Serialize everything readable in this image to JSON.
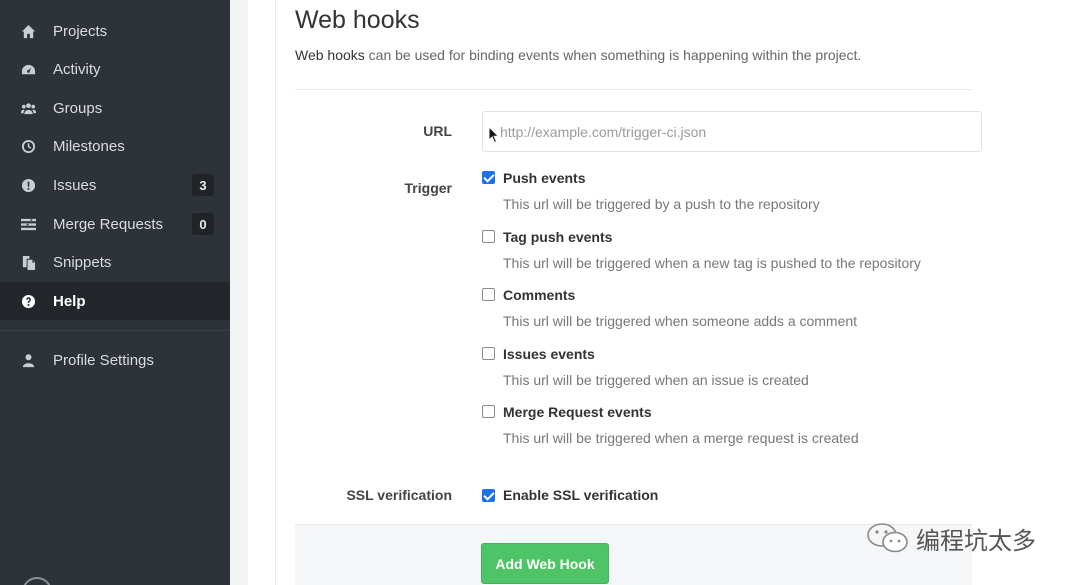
{
  "sidebar": {
    "items": [
      {
        "label": "Projects",
        "icon": "home-icon"
      },
      {
        "label": "Activity",
        "icon": "dashboard-icon"
      },
      {
        "label": "Groups",
        "icon": "group-icon"
      },
      {
        "label": "Milestones",
        "icon": "clock-icon"
      },
      {
        "label": "Issues",
        "icon": "exclamation-circle-icon",
        "badge": "3"
      },
      {
        "label": "Merge Requests",
        "icon": "list-icon",
        "badge": "0"
      },
      {
        "label": "Snippets",
        "icon": "copy-icon"
      },
      {
        "label": "Help",
        "icon": "question-circle-icon",
        "active": true
      },
      {
        "label": "Profile Settings",
        "icon": "user-icon"
      }
    ]
  },
  "main": {
    "title": "Web hooks",
    "description_strong": "Web hooks",
    "description_rest": " can be used for binding events when something is happening within the project."
  },
  "form": {
    "url_label": "URL",
    "url_placeholder": "http://example.com/trigger-ci.json",
    "trigger_label": "Trigger",
    "triggers": [
      {
        "label": "Push events",
        "help": "This url will be triggered by a push to the repository",
        "checked": true
      },
      {
        "label": "Tag push events",
        "help": "This url will be triggered when a new tag is pushed to the repository",
        "checked": false
      },
      {
        "label": "Comments",
        "help": "This url will be triggered when someone adds a comment",
        "checked": false
      },
      {
        "label": "Issues events",
        "help": "This url will be triggered when an issue is created",
        "checked": false
      },
      {
        "label": "Merge Request events",
        "help": "This url will be triggered when a merge request is created",
        "checked": false
      }
    ],
    "ssl_label": "SSL verification",
    "ssl_option_label": "Enable SSL verification",
    "ssl_checked": true,
    "submit_label": "Add Web Hook"
  },
  "watermark": {
    "text": "编程坑太多"
  },
  "colors": {
    "sidebar_bg": "#2e3339",
    "submit_bg": "#4dc466",
    "checkbox_checked": "#1a73e8"
  }
}
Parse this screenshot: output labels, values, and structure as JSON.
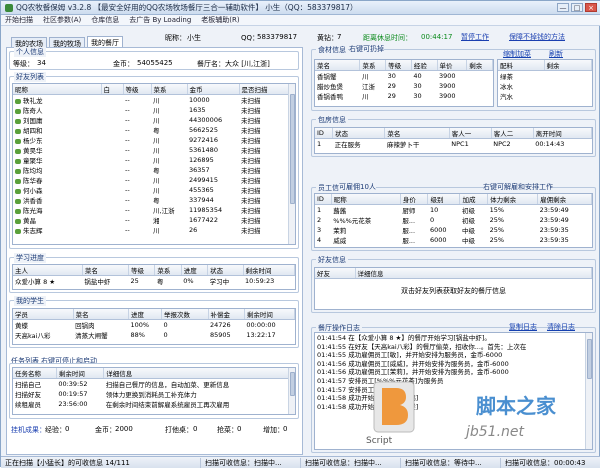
{
  "window": {
    "title": "QQ农牧餐保姆 v3.2.8 【最安全好用的QQ农场牧场餐厅三合一辅助软件】 小生（QQ：583379817）",
    "min": "—",
    "max": "□",
    "close": "×"
  },
  "menu": [
    "开始扫描",
    "社区参数(A)",
    "仓库信息",
    "去广告 By Loading",
    "老板辅助(R)"
  ],
  "tabs": [
    "我的农场",
    "我的牧场",
    "我的餐厅"
  ],
  "top": {
    "nick_label": "昵称：",
    "nick_value": "小生",
    "qq_label": "QQ：",
    "qq_value": "583379817",
    "level_label": "黄钻：",
    "level_value": "7",
    "countdown_label": "距离休息时间：",
    "countdown_value": "00:44:17",
    "pause_btn": "暂停工作",
    "guard_btn": "保障不掉钱的方法"
  },
  "personal": {
    "title": "个人信息",
    "level_label": "等级：",
    "level_value": "34",
    "gold_label": "金币：",
    "gold_value": "54055425",
    "hall_label": "餐厅名：",
    "hall_value": "大众 [川,江浙]"
  },
  "friends": {
    "title": "好友列表",
    "columns": [
      "昵称",
      "白",
      "等级",
      "菜系",
      "金币",
      "是否扫描"
    ],
    "rows": [
      [
        "轶礼龙",
        "",
        "--",
        "川",
        "10000",
        "未扫描"
      ],
      [
        "陈奇人",
        "",
        "--",
        "川",
        "1635",
        "未扫描"
      ],
      [
        "刘国庸",
        "",
        "--",
        "川",
        "44300006",
        "未扫描"
      ],
      [
        "胡四和",
        "",
        "--",
        "粤",
        "5662525",
        "未扫描"
      ],
      [
        "杨少东",
        "",
        "--",
        "川",
        "9272416",
        "未扫描"
      ],
      [
        "黄昊华",
        "",
        "--",
        "川",
        "5361480",
        "未扫描"
      ],
      [
        "童聚华",
        "",
        "--",
        "川",
        "126895",
        "未扫描"
      ],
      [
        "陈均均",
        "",
        "--",
        "粤",
        "36357",
        "未扫描"
      ],
      [
        "陈华春",
        "",
        "--",
        "川",
        "2499415",
        "未扫描"
      ],
      [
        "何小森",
        "",
        "--",
        "川",
        "455365",
        "未扫描"
      ],
      [
        "洪香香",
        "",
        "--",
        "粤",
        "337944",
        "未扫描"
      ],
      [
        "陈光海",
        "",
        "--",
        "川,江浙",
        "11985354",
        "未扫描"
      ],
      [
        "黄晶",
        "",
        "--",
        "湘",
        "1677422",
        "未扫描"
      ],
      [
        "朱志辉",
        "",
        "--",
        "川",
        "26",
        "未扫描"
      ]
    ]
  },
  "study": {
    "title": "学习进度",
    "columns": [
      "主人",
      "菜名",
      "等级",
      "菜系",
      "进度",
      "状态",
      "剩余时间"
    ],
    "rows": [
      [
        "众爱小算 8 ★",
        "锅盐中虾",
        "25",
        "粤",
        "0%",
        "学习中",
        "10:59:23"
      ]
    ]
  },
  "students": {
    "title": "我的学生",
    "columns": [
      "学员",
      "菜名",
      "进度",
      "举报次数",
      "补偿金",
      "剩余时间"
    ],
    "rows": [
      [
        "黄蝶",
        "回锅肉",
        "100%",
        "0",
        "24726",
        "00:00:00"
      ],
      [
        "天高kai八彩",
        "清蒸大闸蟹",
        "88%",
        "0",
        "85905",
        "13:22:17"
      ]
    ]
  },
  "tasks": {
    "title": "任务列表",
    "hint": "右键可停止和启动",
    "columns": [
      "任务名称",
      "剩余时间",
      "详细信息"
    ],
    "rows": [
      [
        "扫描自己",
        "00:39:52",
        "扫描自己餐厅的信息，自动加菜、更新信息"
      ],
      [
        "扫描好友",
        "00:19:57",
        "领体力更换到消耗员工补充体力"
      ],
      [
        "续租雇员",
        "23:56:00",
        "在剩余时间结束前解雇系统雇员工再次雇用"
      ]
    ]
  },
  "stats": {
    "hangup_label": "挂机成果：",
    "exp_label": "经验：",
    "exp_value": "0",
    "gold_label": "金币：",
    "gold_value": "2000",
    "rob_label": "打他桌：",
    "rob_value": "0",
    "steal_label": "抢菜：",
    "steal_value": "0",
    "add_label": "增加：",
    "add_value": "0"
  },
  "food": {
    "title": "食材信息",
    "hint": "右键可扔掉",
    "add_link": "缩制加菜",
    "refresh_link": "刷新",
    "columns": [
      "菜名",
      "菜系",
      "等级",
      "经验",
      "单价",
      "剩余"
    ],
    "rows": [
      [
        "香锅蟹",
        "川",
        "30",
        "40",
        "3900",
        ""
      ],
      [
        "腊炒鱼煲",
        "江浙",
        "29",
        "30",
        "3900",
        ""
      ],
      [
        "香锅香鸭",
        "川",
        "29",
        "30",
        "3900",
        ""
      ]
    ],
    "seasoning_columns": [
      "配料",
      "剩余"
    ],
    "seasoning_rows": [
      [
        "绿茶",
        ""
      ],
      [
        "冰水",
        ""
      ],
      [
        "汽水",
        ""
      ]
    ]
  },
  "rooms": {
    "title": "包房信息",
    "columns": [
      "ID",
      "状态",
      "菜名",
      "客人一",
      "客人二",
      "离开时间"
    ],
    "rows": [
      [
        "1",
        "正在服务",
        "麻辣萝卜干",
        "NPC1",
        "NPC2",
        "00:14:43"
      ]
    ]
  },
  "staff": {
    "title": "员工信息",
    "hint": "可雇佣10人",
    "hint2": "右键可解雇和安排工作",
    "columns": [
      "ID",
      "昵称",
      "身价",
      "级别",
      "加成",
      "体力剩余",
      "雇佣剩余"
    ],
    "rows": [
      [
        "1",
        "蕗蕗",
        "厨师",
        "10",
        "初级",
        "15%",
        "23:59:49"
      ],
      [
        "2",
        "%%%元花茶",
        "服...",
        "0",
        "初级",
        "25%",
        "23:59:49"
      ],
      [
        "3",
        "茉莉",
        "服...",
        "6000",
        "中级",
        "25%",
        "23:59:35"
      ],
      [
        "4",
        "威威",
        "服...",
        "6000",
        "中级",
        "25%",
        "23:59:35"
      ],
      [
        "5",
        "敏",
        "服...",
        "6000",
        "中级",
        "25%",
        "23:59:35"
      ]
    ]
  },
  "friendinfo": {
    "title": "好友信息",
    "columns": [
      "好友",
      "详细信息"
    ],
    "message": "双击好友列表获取好友的餐厅信息"
  },
  "log": {
    "title": "餐厅操作日志",
    "copy_link": "复制日志",
    "clear_link": "清除日志",
    "lines": [
      "01:41:54 在【众爱小算 8 ★】的餐厅开始学习[锅盐中虾]。",
      "01:41:55 在好友【天高kai八彩】的餐厅偷菜，招收你...。首先：上次在",
      "01:41:55 成功雇佣员工[敏]，并开始安排为服务员，金币-6000",
      "01:41:56 成功雇佣员工[威威]，并开始安排为服务员，金币-6000",
      "01:41:56 成功雇佣员工[茉莉]，并开始安排为服务员，金币-6000",
      "01:41:57 安排员工[%%%元花茶]为服务员",
      "01:41:57 安排员工[蕗蕗]为厨师",
      "01:41:58 成功开始做菜[香锅香鸭]",
      "01:41:58 成功开始做菜[腊炒鱼煲]"
    ]
  },
  "statusbar": [
    "正在扫描【小猛长】的可收信息 14/111",
    "扫描可收信息：扫描中...",
    "扫描可收信息：扫描中...",
    "扫描可收信息：等待中...",
    "扫描可收信息：00:00:43"
  ],
  "watermark": {
    "text_cn": "脚本之家",
    "text_en": "jb51.net",
    "script": "Script"
  }
}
----------------------------------------
To do: Reproduce each line of the entries in which the word "hooks" is found.

Task solution:
    "title": "Web hooks",
    "description_strong": "Web hooks",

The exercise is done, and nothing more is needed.